--- BEGIN Provided data ---

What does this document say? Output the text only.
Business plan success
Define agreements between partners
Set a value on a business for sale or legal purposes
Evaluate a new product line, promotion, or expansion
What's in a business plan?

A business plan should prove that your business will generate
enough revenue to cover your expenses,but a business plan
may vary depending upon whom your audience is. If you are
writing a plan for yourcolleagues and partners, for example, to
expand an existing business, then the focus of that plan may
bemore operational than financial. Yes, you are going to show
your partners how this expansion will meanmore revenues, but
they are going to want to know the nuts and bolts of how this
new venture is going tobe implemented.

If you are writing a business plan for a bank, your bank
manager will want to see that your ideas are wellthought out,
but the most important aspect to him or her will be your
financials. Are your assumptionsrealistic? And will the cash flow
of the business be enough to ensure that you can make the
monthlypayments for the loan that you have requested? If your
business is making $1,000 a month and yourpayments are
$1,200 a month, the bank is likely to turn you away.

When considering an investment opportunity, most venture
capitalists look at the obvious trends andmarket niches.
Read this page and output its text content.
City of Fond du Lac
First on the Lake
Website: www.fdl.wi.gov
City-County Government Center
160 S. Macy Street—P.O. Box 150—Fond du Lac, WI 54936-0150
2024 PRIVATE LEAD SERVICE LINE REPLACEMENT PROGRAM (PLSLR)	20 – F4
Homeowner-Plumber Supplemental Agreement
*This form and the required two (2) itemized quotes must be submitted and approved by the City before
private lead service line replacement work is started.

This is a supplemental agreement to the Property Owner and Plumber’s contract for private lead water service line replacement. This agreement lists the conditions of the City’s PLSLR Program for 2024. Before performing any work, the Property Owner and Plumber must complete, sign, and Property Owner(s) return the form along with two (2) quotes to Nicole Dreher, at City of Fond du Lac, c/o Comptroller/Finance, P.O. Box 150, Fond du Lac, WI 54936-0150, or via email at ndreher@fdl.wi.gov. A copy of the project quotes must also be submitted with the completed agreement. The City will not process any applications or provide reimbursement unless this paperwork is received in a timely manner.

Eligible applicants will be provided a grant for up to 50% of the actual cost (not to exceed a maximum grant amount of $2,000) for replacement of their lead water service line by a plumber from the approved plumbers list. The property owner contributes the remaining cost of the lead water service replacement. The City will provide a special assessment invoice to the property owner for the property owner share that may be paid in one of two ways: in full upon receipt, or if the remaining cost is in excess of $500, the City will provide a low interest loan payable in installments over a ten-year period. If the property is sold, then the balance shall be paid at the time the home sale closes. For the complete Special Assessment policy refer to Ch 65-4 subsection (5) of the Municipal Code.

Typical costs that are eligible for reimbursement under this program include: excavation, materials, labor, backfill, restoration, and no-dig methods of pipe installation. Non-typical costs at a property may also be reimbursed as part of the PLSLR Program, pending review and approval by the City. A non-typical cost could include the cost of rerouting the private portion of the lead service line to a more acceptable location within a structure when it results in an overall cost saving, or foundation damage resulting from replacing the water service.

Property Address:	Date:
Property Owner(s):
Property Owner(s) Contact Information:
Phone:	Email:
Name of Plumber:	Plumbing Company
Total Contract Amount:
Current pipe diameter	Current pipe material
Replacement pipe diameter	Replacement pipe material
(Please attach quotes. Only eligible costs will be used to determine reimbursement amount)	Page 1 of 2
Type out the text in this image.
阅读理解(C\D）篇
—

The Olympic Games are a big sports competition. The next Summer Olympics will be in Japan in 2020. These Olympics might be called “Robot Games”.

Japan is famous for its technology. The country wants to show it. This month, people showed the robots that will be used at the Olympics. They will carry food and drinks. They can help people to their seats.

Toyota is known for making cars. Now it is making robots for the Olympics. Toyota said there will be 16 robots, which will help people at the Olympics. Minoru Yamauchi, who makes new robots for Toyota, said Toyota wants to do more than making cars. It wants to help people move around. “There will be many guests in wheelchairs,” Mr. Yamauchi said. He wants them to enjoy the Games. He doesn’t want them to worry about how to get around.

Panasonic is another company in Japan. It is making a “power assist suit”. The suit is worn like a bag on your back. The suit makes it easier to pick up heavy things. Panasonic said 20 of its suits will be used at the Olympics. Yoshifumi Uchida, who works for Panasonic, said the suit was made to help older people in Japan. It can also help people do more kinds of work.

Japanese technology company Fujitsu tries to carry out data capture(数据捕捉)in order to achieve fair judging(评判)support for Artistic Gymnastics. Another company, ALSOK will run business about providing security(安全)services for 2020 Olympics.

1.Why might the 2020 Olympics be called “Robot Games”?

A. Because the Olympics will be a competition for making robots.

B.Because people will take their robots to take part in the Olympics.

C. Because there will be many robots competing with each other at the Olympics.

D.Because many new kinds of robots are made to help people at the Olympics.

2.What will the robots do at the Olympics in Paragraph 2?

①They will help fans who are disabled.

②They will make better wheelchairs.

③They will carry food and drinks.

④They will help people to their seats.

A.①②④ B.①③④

--- END Provided data ---

» Given exercise
Gather each line of the records holding the string "wants".

» Finished answer
Japan is famous for its technology. The country wants to show it. This month, people showed the robots that will be used at the Olympics. They will carry food and drinks. They can help people to their seats.
Toyota is known for making cars. Now it is making robots for the Olympics. Toyota said there will be 16 robots, which will help people at the Olympics. Minoru Yamauchi, who makes new robots for Toyota, said Toyota wants to do more than making cars. It wants to help people move around. “There will be many guests in wheelchairs,” Mr. Yamauchi said. He wants them to enjoy the Games. He doesn’t want them to worry about how to get around.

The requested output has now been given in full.